[BEGIN]

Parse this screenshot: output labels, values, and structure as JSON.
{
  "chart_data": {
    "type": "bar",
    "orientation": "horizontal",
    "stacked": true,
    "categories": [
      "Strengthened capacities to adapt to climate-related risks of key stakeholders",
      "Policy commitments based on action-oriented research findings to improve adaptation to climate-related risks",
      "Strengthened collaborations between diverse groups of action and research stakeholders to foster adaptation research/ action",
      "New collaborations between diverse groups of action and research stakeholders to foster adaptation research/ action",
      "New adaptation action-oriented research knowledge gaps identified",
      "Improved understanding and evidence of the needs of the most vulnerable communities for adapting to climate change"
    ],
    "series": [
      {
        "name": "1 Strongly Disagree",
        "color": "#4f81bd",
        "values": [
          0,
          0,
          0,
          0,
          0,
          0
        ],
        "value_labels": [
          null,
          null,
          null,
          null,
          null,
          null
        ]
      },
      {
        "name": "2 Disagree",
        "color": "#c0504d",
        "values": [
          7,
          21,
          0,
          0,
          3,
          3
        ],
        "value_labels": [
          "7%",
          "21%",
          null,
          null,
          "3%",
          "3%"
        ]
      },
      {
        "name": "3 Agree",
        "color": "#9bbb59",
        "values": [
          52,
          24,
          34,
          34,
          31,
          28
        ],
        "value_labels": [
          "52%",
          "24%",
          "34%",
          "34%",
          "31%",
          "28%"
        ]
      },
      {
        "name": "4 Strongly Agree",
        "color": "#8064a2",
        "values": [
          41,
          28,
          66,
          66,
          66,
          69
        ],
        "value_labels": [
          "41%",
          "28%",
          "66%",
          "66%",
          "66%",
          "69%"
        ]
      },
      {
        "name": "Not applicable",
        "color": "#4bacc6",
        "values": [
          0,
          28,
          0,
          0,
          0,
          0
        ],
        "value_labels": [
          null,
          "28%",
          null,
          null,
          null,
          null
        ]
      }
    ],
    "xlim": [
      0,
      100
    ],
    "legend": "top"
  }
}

[END]

Set down all of the records shown above once more, exactly.

Parse this screenshot: output labels, values, and structure as JSON.
{
  "chart_data": {
    "type": "bar",
    "orientation": "horizontal",
    "stacked": true,
    "categories": [
      "Strengthened capacities to adapt to climate-related risks of key stakeholders",
      "Policy commitments based on action-oriented research findings to improve adaptation to climate-related risks",
      "Strengthened collaborations between diverse groups of action and research stakeholders to foster adaptation research/ action",
      "New collaborations between diverse groups of action and research stakeholders to foster adaptation research/ action",
      "New adaptation action-oriented research knowledge gaps identified",
      "Improved understanding and evidence of the needs of the most vulnerable communities for adapting to climate change"
    ],
    "series": [
      {
        "name": "1 Strongly Disagree",
        "color": "#4f81bd",
        "values": [
          0,
          0,
          0,
          0,
          0,
          0
        ],
        "value_labels": [
          null,
          null,
          null,
          null,
          null,
          null
        ]
      },
      {
        "name": "2 Disagree",
        "color": "#c0504d",
        "values": [
          7,
          21,
          0,
          0,
          3,
          3
        ],
        "value_labels": [
          "7%",
          "21%",
          null,
          null,
          "3%",
          "3%"
        ]
      },
      {
        "name": "3 Agree",
        "color": "#9bbb59",
        "values": [
          52,
          24,
          34,
          34,
          31,
          28
        ],
        "value_labels": [
          "52%",
          "24%",
          "34%",
          "34%",
          "31%",
          "28%"
        ]
      },
      {
        "name": "4 Strongly Agree",
        "color": "#8064a2",
        "values": [
          41,
          28,
          66,
          66,
          66,
          69
        ],
        "value_labels": [
          "41%",
          "28%",
          "66%",
          "66%",
          "66%",
          "69%"
        ]
      },
      {
        "name": "Not applicable",
        "color": "#4bacc6",
        "values": [
          0,
          28,
          0,
          0,
          0,
          0
        ],
        "value_labels": [
          null,
          "28%",
          null,
          null,
          null,
          null
        ]
      }
    ],
    "xlim": [
      0,
      100
    ],
    "legend": "top"
  }
}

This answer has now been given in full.